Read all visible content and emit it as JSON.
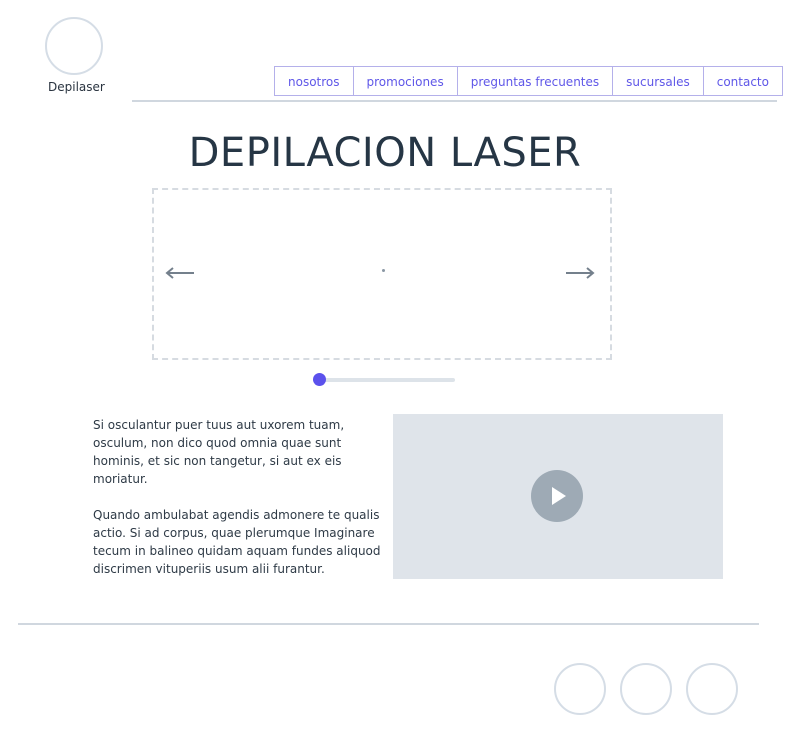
{
  "header": {
    "logo_text": "Depilaser",
    "nav": [
      {
        "label": "nosotros"
      },
      {
        "label": "promociones"
      },
      {
        "label": "preguntas frecuentes"
      },
      {
        "label": "sucursales"
      },
      {
        "label": "contacto"
      }
    ]
  },
  "main": {
    "title": "DEPILACION LASER",
    "carousel": {
      "prev_icon": "arrow-left-icon",
      "next_icon": "arrow-right-icon",
      "slider_position": 0
    },
    "paragraphs": [
      "Si osculantur puer tuus aut uxorem tuam, osculum, non dico quod omnia quae sunt hominis, et sic non tangetur, si aut ex eis moriatur.",
      "Quando ambulabat agendis admonere te qualis actio. Si ad corpus, quae plerumque Imaginare tecum in balineo quidam aquam fundes aliquod discrimen vituperiis usum alii furantur."
    ],
    "video": {
      "icon": "play-icon"
    }
  },
  "footer": {
    "social_icons": [
      "social-icon-1",
      "social-icon-2",
      "social-icon-3"
    ]
  },
  "colors": {
    "accent": "#5b51ec",
    "nav_text": "#5f57e8",
    "rule": "#d0d7df",
    "video_bg": "#dfe4ea",
    "play_bg": "#9eaab5"
  }
}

→ **Objective**
Repeat the listing above exactly, with no pictures.

→ **Result for this task**
Read all visible content and emit it as JSON.
{
  "header": {
    "logo_text": "Depilaser",
    "nav": [
      {
        "label": "nosotros"
      },
      {
        "label": "promociones"
      },
      {
        "label": "preguntas frecuentes"
      },
      {
        "label": "sucursales"
      },
      {
        "label": "contacto"
      }
    ]
  },
  "main": {
    "title": "DEPILACION LASER",
    "carousel": {
      "prev_icon": "arrow-left-icon",
      "next_icon": "arrow-right-icon",
      "slider_position": 0
    },
    "paragraphs": [
      "Si osculantur puer tuus aut uxorem tuam, osculum, non dico quod omnia quae sunt hominis, et sic non tangetur, si aut ex eis moriatur.",
      "Quando ambulabat agendis admonere te qualis actio. Si ad corpus, quae plerumque Imaginare tecum in balineo quidam aquam fundes aliquod discrimen vituperiis usum alii furantur."
    ],
    "video": {
      "icon": "play-icon"
    }
  },
  "footer": {
    "social_icons": [
      "social-icon-1",
      "social-icon-2",
      "social-icon-3"
    ]
  },
  "colors": {
    "accent": "#5b51ec",
    "nav_text": "#5f57e8",
    "rule": "#d0d7df",
    "video_bg": "#dfe4ea",
    "play_bg": "#9eaab5"
  }
}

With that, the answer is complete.